### Stated task 1
List every sequence of numbers that the lily pad explanation writes out as an example array.
### Stated task 2
Print the passage of the lily pad explanation that starts at the words "You input array" and ends after the words "array (0, 2X-1).".
### Stated task 3
Write what comes next in the lily pad explanation, carrying it on from its final sentence.

### Selected passage

—————

You input array (with one 0 prepended to it) should be converted to an array of the same size N with elements denoting the relative distance that each lily pad has to be moved if first lily pad is not to be moved at all. So, from array 0 8 3 6 4 we have 0 -2 1 1 3. From this array you should make another array of size 2*X whose elements denotes how many elements in original array have the value with element's index. This array has negative indexes (-X+1, X-1), but in programming you can use offset and just use regular array (0, 2X-1).

In our case this new array is '0 0 0 1 0 1 2 0 1 0 0`.

—————

Stored data entries:
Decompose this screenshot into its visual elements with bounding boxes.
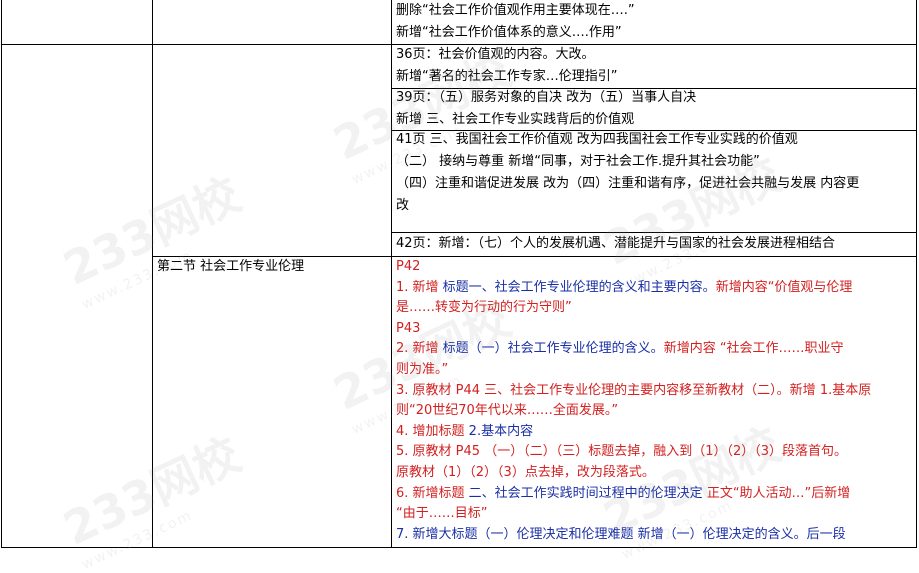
item-title: 7. 新增大标题（一）伦理决定和伦理难题: [396, 526, 638, 542]
revision-cell-3: 39页：（五）服务对象的自决 改为（五）当事人自决 新增 三、社会工作专业实践背…: [393, 87, 915, 131]
section-title: 第二节 社会工作专业伦理: [157, 259, 305, 274]
page-ref: P43: [396, 320, 421, 336]
item-number: 5. 原教材 P45: [396, 444, 485, 460]
revision-item-1: 1. 新增 标题一、社会工作专业伦理的含义和主要内容。新增内容“价值观与伦理: [396, 278, 915, 299]
revision-line: 新增“著名的社会工作专家…伦理指引”: [396, 69, 618, 84]
item-text: 新增（一）伦理决定的含义。后一段: [637, 526, 846, 542]
item-title: （一）（二）（三）标题去掉，融入到（1）（2）（3）段落首句。: [484, 444, 848, 460]
revision-cell-1: 删除“社会工作价值观作用主要体现在….” 新增“社会工作价值体系的意义….作用”: [393, 0, 915, 44]
table-border-bottom: [1, 547, 917, 548]
item-text: “由于……目标”: [396, 506, 488, 522]
item-text: 则为准。”: [396, 361, 449, 377]
revision-line: 42页：新增：（七）个人的发展机遇、潜能提升与国家的社会发展进程相结合: [396, 236, 836, 251]
revision-line: （二） 接纳与尊重 新增“同事，对于社会工作.提升其社会功能”: [396, 154, 760, 169]
revision-line: 新增 三、社会工作专业实践背后的价值观: [396, 112, 635, 127]
item-text: 正文“助人活动…”后新增: [702, 485, 851, 501]
revision-line: 41页 三、我国社会工作价值观 改为四我国社会工作专业实践的价值观: [396, 132, 798, 147]
revision-line: 39页：（五）服务对象的自决 改为（五）当事人自决: [396, 90, 697, 105]
revision-item-4: 4. 增加标题 2.基本内容: [396, 422, 915, 443]
revision-cell-5: 42页：新增：（七）个人的发展机遇、潜能提升与国家的社会发展进程相结合: [393, 233, 915, 255]
revision-item-3: 3. 原教材 P44 三、社会工作专业伦理的主要内容移至新教材（二）。新增 1.…: [396, 382, 872, 398]
item-title: 2.基本内容: [468, 423, 534, 439]
item-number: 1. 新增: [396, 279, 443, 295]
revision-line: 改: [396, 198, 410, 213]
revision-item-2: 2. 新增 标题（一）社会工作专业伦理的含义。新增内容 “社会工作……职业守: [396, 339, 915, 360]
revision-item-6: 6. 新增标题 二、社会工作实践时间过程中的伦理决定 正文“助人活动…”后新增: [396, 484, 915, 505]
revision-item-5: 5. 原教材 P45 （一）（二）（三）标题去掉，融入到（1）（2）（3）段落首…: [396, 442, 915, 463]
revision-line: （四）注重和谐促进发展 改为（四）注重和谐有序，促进社会共融与发展 内容更: [396, 176, 860, 191]
item-title: 标题（一）社会工作专业伦理的含义。: [442, 341, 664, 357]
table-border-right: [916, 0, 917, 548]
item-number: 6. 新增标题: [396, 485, 469, 501]
item-text: 是……转变为行动的行为守则”: [396, 300, 572, 316]
item-text: 原教材（1）（2）（3）点去掉，改为段落式。: [396, 464, 655, 480]
item-text: 新增内容“价值观与伦理: [715, 279, 853, 295]
revision-line: 新增“社会工作价值体系的意义….作用”: [396, 25, 622, 40]
page-ref: P42: [396, 259, 421, 274]
item-number: 4. 增加标题: [396, 423, 469, 439]
revision-cell-4: 41页 三、我国社会工作价值观 改为四我国社会工作专业实践的价值观 （二） 接纳…: [393, 129, 915, 217]
item-number: 2. 新增: [396, 341, 443, 357]
revision-cell-2: 36页：社会价值观的内容。大改。 新增“著名的社会工作专家…伦理指引”: [393, 44, 915, 88]
column-divider-1: [152, 0, 153, 548]
revision-cell-section-2: P42 1. 新增 标题一、社会工作专业伦理的含义和主要内容。新增内容“价值观与…: [393, 257, 915, 545]
item-title: 二、社会工作实践时间过程中的伦理决定: [468, 485, 703, 501]
item-text: 则“20世纪70年代以来……全面发展。”: [396, 403, 619, 419]
column-divider-2: [391, 0, 392, 548]
revision-item-7: 7. 新增大标题（一）伦理决定和伦理难题 新增（一）伦理决定的含义。后一段: [396, 525, 915, 546]
item-text: 新增内容 “社会工作……职业守: [663, 341, 844, 357]
revision-line: 删除“社会工作价值观作用主要体现在….”: [396, 3, 635, 18]
item-title: 标题一、社会工作专业伦理的含义和主要内容。: [442, 279, 716, 295]
table-border-left: [1, 0, 2, 548]
revision-line: 36页：社会价值观的内容。大改。: [396, 47, 595, 62]
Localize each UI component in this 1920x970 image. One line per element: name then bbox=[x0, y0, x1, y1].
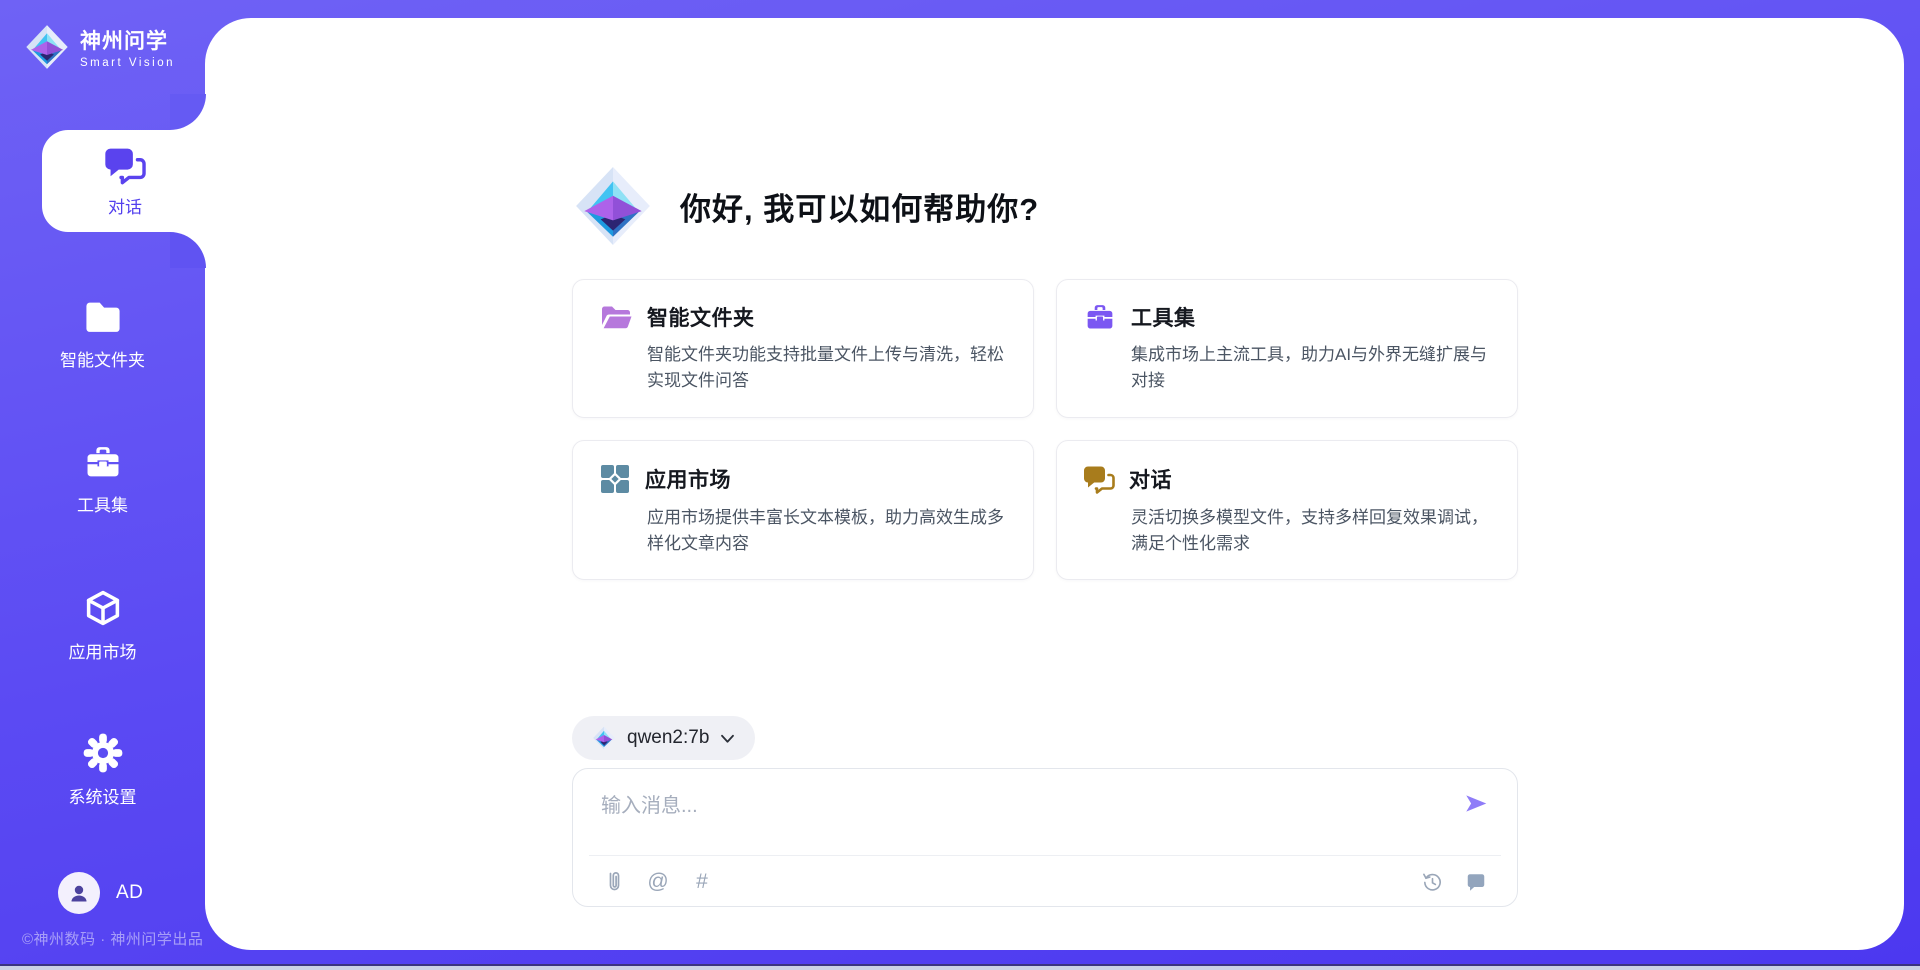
person-icon bbox=[67, 881, 91, 905]
toolbox-icon bbox=[82, 442, 124, 482]
command-button[interactable]: # bbox=[689, 869, 715, 895]
chat-icon bbox=[1083, 463, 1115, 495]
card-app-market[interactable]: 应用市场 应用市场提供丰富长文本模板，助力高效生成多样化文章内容 bbox=[572, 440, 1034, 581]
brand-text: 神州问学 Smart Vision bbox=[80, 25, 175, 69]
footer-credit: ©神州数码 · 神州问学出品 bbox=[22, 928, 203, 949]
sidebar-item-smart-folder[interactable]: 智能文件夹 bbox=[0, 297, 205, 371]
card-description: 集成市场上主流工具，助力AI与外界无缝扩展与对接 bbox=[1131, 342, 1491, 395]
attachment-icon bbox=[604, 870, 624, 894]
sidebar-item-chat[interactable]: 对话 bbox=[42, 130, 208, 232]
message-input[interactable] bbox=[601, 789, 1471, 841]
card-title: 工具集 bbox=[1131, 302, 1196, 332]
card-chat[interactable]: 对话 灵活切换多模型文件，支持多样回复效果调试，满足个性化需求 bbox=[1056, 440, 1518, 581]
window-bottom-edge bbox=[0, 964, 1920, 970]
user-name: AD bbox=[116, 882, 143, 904]
card-description: 智能文件夹功能支持批量文件上传与清洗，轻松实现文件问答 bbox=[647, 342, 1007, 395]
folder-icon bbox=[82, 297, 124, 337]
message-icon bbox=[1465, 871, 1487, 893]
history-icon bbox=[1421, 871, 1444, 894]
cube-icon bbox=[82, 587, 124, 629]
logo-diamond-icon bbox=[572, 165, 654, 247]
chat-icon bbox=[104, 144, 146, 186]
hash-icon: # bbox=[696, 870, 708, 894]
composer-toolbar: @ # bbox=[601, 865, 1489, 899]
app-grid-icon bbox=[599, 463, 631, 495]
card-toolset[interactable]: 工具集 集成市场上主流工具，助力AI与外界无缝扩展与对接 bbox=[1056, 279, 1518, 418]
sidebar-item-label: 对话 bbox=[42, 193, 208, 218]
card-description: 灵活切换多模型文件，支持多样回复效果调试，满足个性化需求 bbox=[1131, 505, 1491, 558]
user-account[interactable]: AD bbox=[58, 872, 143, 914]
card-title: 智能文件夹 bbox=[647, 302, 755, 332]
feature-cards: 智能文件夹 智能文件夹功能支持批量文件上传与清洗，轻松实现文件问答 工具集 集成… bbox=[572, 279, 1518, 580]
attachment-button[interactable] bbox=[601, 869, 627, 895]
logo-diamond-icon bbox=[592, 726, 616, 750]
model-name: qwen2:7b bbox=[627, 727, 709, 749]
sidebar-item-label: 智能文件夹 bbox=[0, 346, 205, 371]
sidebar-item-settings[interactable]: 系统设置 bbox=[0, 732, 205, 808]
greeting-text: 你好, 我可以如何帮助你? bbox=[680, 184, 1039, 229]
send-icon bbox=[1463, 791, 1489, 817]
card-smart-folder[interactable]: 智能文件夹 智能文件夹功能支持批量文件上传与清洗，轻松实现文件问答 bbox=[572, 279, 1034, 418]
mention-button[interactable]: @ bbox=[645, 869, 671, 895]
toolbox-icon bbox=[1083, 302, 1117, 332]
card-title: 对话 bbox=[1129, 464, 1172, 494]
composer-divider bbox=[589, 855, 1501, 856]
app-subtitle: Smart Vision bbox=[80, 57, 175, 69]
mention-icon: @ bbox=[647, 870, 668, 894]
tab-curve-bottom bbox=[170, 232, 206, 268]
brand-logo: 神州问学 Smart Vision bbox=[24, 24, 175, 70]
sidebar-item-label: 应用市场 bbox=[0, 638, 205, 663]
card-title: 应用市场 bbox=[645, 464, 731, 494]
chevron-down-icon bbox=[720, 733, 735, 744]
avatar bbox=[58, 872, 100, 914]
message-button[interactable] bbox=[1463, 869, 1489, 895]
history-button[interactable] bbox=[1419, 869, 1445, 895]
logo-diamond-icon bbox=[24, 24, 70, 70]
message-composer: @ # bbox=[572, 768, 1518, 907]
send-button[interactable] bbox=[1461, 789, 1491, 819]
sidebar-item-label: 系统设置 bbox=[0, 783, 205, 808]
gear-icon bbox=[82, 732, 124, 774]
model-selector[interactable]: qwen2:7b bbox=[572, 716, 755, 760]
card-description: 应用市场提供丰富长文本模板，助力高效生成多样化文章内容 bbox=[647, 505, 1007, 558]
sidebar: 神州问学 Smart Vision 对话 智能文件夹 工具集 bbox=[0, 0, 205, 970]
folder-open-icon bbox=[599, 302, 633, 332]
greeting: 你好, 我可以如何帮助你? bbox=[572, 165, 1039, 247]
sidebar-item-label: 工具集 bbox=[0, 491, 205, 516]
main-panel: 你好, 我可以如何帮助你? 智能文件夹 智能文件夹功能支持批量文件上传与清洗，轻… bbox=[205, 18, 1904, 950]
tab-curve-top bbox=[170, 94, 206, 130]
app-name: 神州问学 bbox=[80, 25, 175, 55]
sidebar-item-app-market[interactable]: 应用市场 bbox=[0, 587, 205, 663]
sidebar-item-toolset[interactable]: 工具集 bbox=[0, 442, 205, 516]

—————

### Right answer 1
0 8 3 6 4
0 -2 1 1 3
0 0 0 1 0 1 2 0 1 0 0

### Right answer 2
You input array (with one 0 prepended to it) should be converted to an array of the same size N with elements denoting the relative distance that each lily pad has to be moved if first lily pad is not to be moved at all. So, from array 0 8 3 6 4 we have 0 -2 1 1 3. From this array you should make another array of size 2*X whose elements denotes how many elements in original array have the value with element's index. This array has negative indexes (-X+1, X-1), but in programming you can use offset and just use regular array (0, 2X-1).

### Right answer 3
Now all you have to do is shift this array in one or the other directions until the sum of absolute indexes multiplied with values becomes minimal. Current sum is 1*|-2|+1*0+2*1+1*3=7. Because sum involving negative indexes is smaller than the sum involving positive you have to shift the array toward negative (to the left). Algorithm should maintain both left and the right sum, as well the sum of values that participate in those sums, as well the index of the "current zero value". In our case algorithm begins with left_sum=2, left_count=1, right_sum=5, right_count=3, and current_zero_index=0. The result of the algorithm is total_sum, which is initially left_sum + right_sum. Each time you shift to the right you correct these five values:

new_left_sum = left_sum + left_count + array[current_zero_index]
new_left_count = left_count + array[current_zero_index]
new_right_sum = right_sum - right_count
new_right_count = right_count - array[current_zero_index]
current_zero_index = current_zero_index + 1

After this if new_left_sum + new_right_sum is larger than some total_sum then current total_sum is the solution. Otherwise total_sum becomes this sum, and you repeat the process.

Shifting to the left is similar (but not exactly the same).